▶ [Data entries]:
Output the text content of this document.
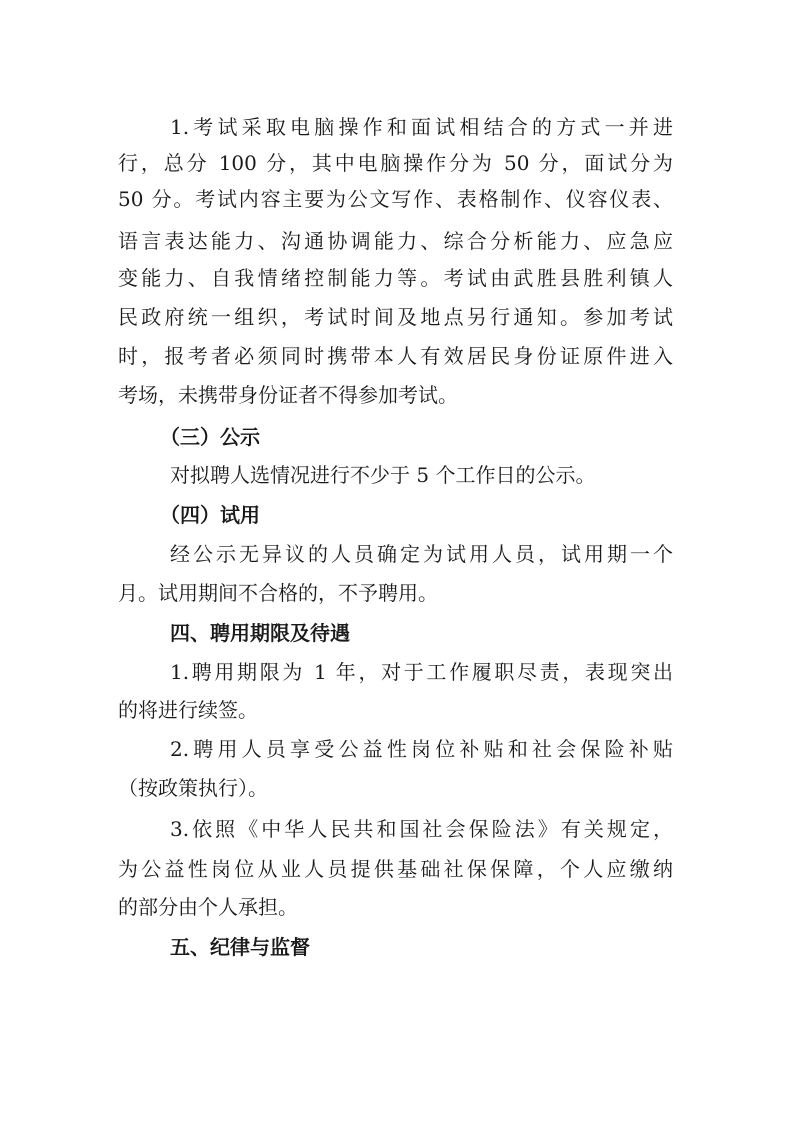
1.考试采取电脑操作和面试相结合的方式一并进
行，总分 100 分，其中电脑操作分为 50 分，面试分为
50 分。考试内容主要为公文写作、表格制作、仪容仪表、
语言表达能力、沟通协调能力、综合分析能力、应急应
变能力、自我情绪控制能力等。考试由武胜县胜利镇人
民政府统一组织，考试时间及地点另行通知。参加考试
时，报考者必须同时携带本人有效居民身份证原件进入
考场，未携带身份证者不得参加考试。
（三）公示
对拟聘人选情况进行不少于 5 个工作日的公示。
（四）试用
经公示无异议的人员确定为试用人员，试用期一个
月。试用期间不合格的，不予聘用。
四、聘用期限及待遇
1.聘用期限为 1 年，对于工作履职尽责，表现突出
的将进行续签。
2.聘用人员享受公益性岗位补贴和社会保险补贴
（按政策执行）。
3.依照《中华人民共和国社会保险法》有关规定，
为公益性岗位从业人员提供基础社保保障，个人应缴纳
的部分由个人承担。
五、纪律与监督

▶ [EXERCISE DIRECTIONS]:
Reproduce all of the material exactly, apart from the pictures.

▶ [COMPLETED TASK]:
Output the text content of this document.
1.考试采取电脑操作和面试相结合的方式一并进
行，总分 100 分，其中电脑操作分为 50 分，面试分为
50 分。考试内容主要为公文写作、表格制作、仪容仪表、
语言表达能力、沟通协调能力、综合分析能力、应急应
变能力、自我情绪控制能力等。考试由武胜县胜利镇人
民政府统一组织，考试时间及地点另行通知。参加考试
时，报考者必须同时携带本人有效居民身份证原件进入
考场，未携带身份证者不得参加考试。
（三）公示
对拟聘人选情况进行不少于 5 个工作日的公示。
（四）试用
经公示无异议的人员确定为试用人员，试用期一个
月。试用期间不合格的，不予聘用。
四、聘用期限及待遇
1.聘用期限为 1 年，对于工作履职尽责，表现突出
的将进行续签。
2.聘用人员享受公益性岗位补贴和社会保险补贴
（按政策执行）。
3.依照《中华人民共和国社会保险法》有关规定，
为公益性岗位从业人员提供基础社保保障，个人应缴纳
的部分由个人承担。
五、纪律与监督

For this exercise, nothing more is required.